:: EXERCISE OBJECTIVE ::
Give the number of lines that contain the string "JSON", please, and nothing else.

···

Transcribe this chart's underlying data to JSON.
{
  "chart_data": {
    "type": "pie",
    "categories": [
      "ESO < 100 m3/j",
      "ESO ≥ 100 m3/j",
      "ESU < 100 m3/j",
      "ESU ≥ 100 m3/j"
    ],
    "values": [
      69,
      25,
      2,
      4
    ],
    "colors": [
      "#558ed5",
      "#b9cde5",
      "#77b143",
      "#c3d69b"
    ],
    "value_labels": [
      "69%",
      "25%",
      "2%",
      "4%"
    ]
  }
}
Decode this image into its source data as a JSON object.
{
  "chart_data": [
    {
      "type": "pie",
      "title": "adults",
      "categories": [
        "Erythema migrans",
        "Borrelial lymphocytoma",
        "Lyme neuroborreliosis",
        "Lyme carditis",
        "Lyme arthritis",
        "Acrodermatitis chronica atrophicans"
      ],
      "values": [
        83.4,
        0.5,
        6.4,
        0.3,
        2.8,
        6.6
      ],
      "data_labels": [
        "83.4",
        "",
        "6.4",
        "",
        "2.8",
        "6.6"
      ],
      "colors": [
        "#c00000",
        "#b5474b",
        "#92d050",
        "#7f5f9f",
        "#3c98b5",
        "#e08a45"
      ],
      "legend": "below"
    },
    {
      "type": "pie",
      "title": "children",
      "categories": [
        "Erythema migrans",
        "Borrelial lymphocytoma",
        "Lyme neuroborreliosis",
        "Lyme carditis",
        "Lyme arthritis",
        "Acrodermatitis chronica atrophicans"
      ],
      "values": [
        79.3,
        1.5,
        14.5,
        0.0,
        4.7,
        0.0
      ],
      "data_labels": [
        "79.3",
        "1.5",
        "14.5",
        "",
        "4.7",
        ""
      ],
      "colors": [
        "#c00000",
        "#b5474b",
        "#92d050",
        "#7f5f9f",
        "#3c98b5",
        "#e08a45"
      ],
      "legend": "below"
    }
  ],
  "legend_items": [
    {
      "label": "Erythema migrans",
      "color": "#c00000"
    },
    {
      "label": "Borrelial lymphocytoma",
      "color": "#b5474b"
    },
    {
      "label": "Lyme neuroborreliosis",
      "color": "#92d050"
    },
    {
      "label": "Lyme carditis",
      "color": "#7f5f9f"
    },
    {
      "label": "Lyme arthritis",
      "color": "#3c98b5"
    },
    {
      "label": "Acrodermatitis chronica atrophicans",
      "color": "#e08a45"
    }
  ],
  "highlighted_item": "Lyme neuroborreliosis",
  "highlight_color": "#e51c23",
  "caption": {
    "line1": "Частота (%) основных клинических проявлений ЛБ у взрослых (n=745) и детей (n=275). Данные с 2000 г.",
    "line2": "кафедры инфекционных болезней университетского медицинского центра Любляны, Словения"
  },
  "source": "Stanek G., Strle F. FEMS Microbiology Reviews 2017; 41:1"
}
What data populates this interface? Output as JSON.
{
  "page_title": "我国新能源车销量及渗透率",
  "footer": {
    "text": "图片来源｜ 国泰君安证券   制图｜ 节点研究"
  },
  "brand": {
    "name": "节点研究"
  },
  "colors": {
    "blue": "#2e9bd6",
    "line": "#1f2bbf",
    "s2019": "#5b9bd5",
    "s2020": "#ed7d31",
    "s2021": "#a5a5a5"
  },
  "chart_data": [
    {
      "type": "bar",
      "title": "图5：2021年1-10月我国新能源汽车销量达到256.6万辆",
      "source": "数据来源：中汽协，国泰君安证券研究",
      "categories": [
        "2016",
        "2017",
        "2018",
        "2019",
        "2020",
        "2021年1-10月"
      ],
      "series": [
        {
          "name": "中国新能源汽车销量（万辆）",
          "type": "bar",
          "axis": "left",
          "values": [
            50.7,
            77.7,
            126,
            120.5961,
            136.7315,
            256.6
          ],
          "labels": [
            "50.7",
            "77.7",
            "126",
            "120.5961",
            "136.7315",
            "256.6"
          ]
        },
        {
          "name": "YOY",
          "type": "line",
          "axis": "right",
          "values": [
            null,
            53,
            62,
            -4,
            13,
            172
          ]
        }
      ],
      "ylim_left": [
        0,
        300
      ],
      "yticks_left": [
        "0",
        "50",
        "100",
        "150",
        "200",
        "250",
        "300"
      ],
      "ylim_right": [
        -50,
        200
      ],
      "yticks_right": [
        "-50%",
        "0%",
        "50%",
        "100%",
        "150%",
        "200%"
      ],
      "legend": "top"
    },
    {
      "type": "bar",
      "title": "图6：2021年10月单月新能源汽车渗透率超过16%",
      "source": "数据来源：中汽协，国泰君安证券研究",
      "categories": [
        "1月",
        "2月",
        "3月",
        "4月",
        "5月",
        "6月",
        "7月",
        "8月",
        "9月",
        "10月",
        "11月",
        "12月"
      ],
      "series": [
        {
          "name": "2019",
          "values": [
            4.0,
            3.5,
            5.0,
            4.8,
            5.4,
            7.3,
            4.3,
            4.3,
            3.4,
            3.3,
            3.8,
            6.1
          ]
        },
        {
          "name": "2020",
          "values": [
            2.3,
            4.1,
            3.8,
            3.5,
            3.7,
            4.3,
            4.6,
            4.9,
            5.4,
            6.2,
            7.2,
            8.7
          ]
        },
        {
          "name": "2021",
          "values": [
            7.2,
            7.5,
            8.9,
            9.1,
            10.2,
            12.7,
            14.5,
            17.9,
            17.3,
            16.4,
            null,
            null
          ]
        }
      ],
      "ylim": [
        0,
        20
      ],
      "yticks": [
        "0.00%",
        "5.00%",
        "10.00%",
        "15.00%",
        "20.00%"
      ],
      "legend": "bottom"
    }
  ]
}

···

:: WRITTEN ANSWER ::
3